■ Your goal ■
Find each line with the word "GBPNZD" and state how many there are, nothing more.

Items from a data source

## BEGIN

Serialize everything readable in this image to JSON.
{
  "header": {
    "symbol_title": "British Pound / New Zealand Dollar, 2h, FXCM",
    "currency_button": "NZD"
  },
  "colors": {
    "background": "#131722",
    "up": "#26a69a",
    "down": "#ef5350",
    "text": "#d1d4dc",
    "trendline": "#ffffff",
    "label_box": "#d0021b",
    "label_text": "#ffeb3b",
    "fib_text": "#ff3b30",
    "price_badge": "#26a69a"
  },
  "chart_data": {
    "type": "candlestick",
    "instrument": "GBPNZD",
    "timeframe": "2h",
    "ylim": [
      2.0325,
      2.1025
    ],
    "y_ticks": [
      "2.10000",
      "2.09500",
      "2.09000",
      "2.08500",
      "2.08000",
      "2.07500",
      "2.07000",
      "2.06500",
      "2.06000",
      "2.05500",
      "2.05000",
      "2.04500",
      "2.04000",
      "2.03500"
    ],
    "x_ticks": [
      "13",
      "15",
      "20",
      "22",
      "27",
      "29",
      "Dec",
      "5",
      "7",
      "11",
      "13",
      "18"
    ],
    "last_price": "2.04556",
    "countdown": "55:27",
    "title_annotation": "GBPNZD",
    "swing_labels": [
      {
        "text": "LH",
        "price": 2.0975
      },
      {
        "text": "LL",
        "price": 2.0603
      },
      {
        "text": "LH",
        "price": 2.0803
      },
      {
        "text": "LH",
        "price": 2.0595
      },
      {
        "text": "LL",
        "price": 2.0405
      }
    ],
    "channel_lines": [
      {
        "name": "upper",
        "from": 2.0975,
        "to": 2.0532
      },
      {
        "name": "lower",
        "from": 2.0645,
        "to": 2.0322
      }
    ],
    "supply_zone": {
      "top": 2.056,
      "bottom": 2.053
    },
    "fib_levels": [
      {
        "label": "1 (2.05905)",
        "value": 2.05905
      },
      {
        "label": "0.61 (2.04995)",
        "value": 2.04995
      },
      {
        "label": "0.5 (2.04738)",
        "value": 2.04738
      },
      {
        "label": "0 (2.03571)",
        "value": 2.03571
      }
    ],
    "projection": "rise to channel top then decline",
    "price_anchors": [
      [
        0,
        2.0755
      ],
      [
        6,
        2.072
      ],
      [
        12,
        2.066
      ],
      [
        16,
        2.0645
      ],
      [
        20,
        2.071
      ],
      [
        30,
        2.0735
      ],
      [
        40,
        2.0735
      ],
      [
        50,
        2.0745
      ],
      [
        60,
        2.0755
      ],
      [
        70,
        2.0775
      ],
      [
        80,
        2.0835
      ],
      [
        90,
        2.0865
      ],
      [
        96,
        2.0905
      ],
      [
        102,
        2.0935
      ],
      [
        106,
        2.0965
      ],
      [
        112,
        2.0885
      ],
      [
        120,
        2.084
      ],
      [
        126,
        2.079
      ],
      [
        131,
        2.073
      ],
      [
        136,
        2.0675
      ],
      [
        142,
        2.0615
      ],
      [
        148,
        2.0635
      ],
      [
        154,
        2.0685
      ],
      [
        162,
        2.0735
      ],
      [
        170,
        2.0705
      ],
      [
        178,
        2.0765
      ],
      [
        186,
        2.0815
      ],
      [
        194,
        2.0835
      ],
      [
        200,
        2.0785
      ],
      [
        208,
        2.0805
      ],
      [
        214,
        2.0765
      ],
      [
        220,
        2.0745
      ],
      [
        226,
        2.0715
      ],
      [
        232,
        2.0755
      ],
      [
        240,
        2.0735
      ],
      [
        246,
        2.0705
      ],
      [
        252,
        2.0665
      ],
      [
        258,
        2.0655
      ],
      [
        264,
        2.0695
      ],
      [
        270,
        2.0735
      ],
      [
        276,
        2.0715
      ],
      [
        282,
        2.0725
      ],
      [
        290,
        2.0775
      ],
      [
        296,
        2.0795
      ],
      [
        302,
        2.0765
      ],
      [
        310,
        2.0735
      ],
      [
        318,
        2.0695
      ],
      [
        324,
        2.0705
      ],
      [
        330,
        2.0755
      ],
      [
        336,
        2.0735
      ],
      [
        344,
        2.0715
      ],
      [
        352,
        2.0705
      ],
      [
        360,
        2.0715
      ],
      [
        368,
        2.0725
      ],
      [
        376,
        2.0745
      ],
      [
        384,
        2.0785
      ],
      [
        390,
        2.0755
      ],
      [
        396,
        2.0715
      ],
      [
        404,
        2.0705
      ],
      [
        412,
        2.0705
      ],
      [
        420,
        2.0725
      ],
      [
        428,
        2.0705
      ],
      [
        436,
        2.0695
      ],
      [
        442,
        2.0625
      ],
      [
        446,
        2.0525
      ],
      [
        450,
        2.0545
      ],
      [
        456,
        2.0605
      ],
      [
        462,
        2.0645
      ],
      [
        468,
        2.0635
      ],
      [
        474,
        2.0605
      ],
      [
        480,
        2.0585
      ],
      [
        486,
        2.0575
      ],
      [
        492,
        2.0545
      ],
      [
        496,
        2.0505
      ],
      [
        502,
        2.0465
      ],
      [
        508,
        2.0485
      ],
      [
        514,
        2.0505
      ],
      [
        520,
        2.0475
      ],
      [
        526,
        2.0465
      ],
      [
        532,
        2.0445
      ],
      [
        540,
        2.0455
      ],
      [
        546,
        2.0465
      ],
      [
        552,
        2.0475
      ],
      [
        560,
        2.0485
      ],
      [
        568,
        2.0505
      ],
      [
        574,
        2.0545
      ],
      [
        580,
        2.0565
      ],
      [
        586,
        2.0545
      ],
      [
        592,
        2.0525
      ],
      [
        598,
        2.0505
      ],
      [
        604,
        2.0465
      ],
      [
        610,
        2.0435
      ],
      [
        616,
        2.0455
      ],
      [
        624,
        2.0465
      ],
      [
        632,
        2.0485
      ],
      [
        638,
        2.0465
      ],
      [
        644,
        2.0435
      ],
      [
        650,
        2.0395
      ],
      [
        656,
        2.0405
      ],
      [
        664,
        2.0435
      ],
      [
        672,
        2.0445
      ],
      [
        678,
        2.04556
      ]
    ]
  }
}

## END

■ Task answer ■
2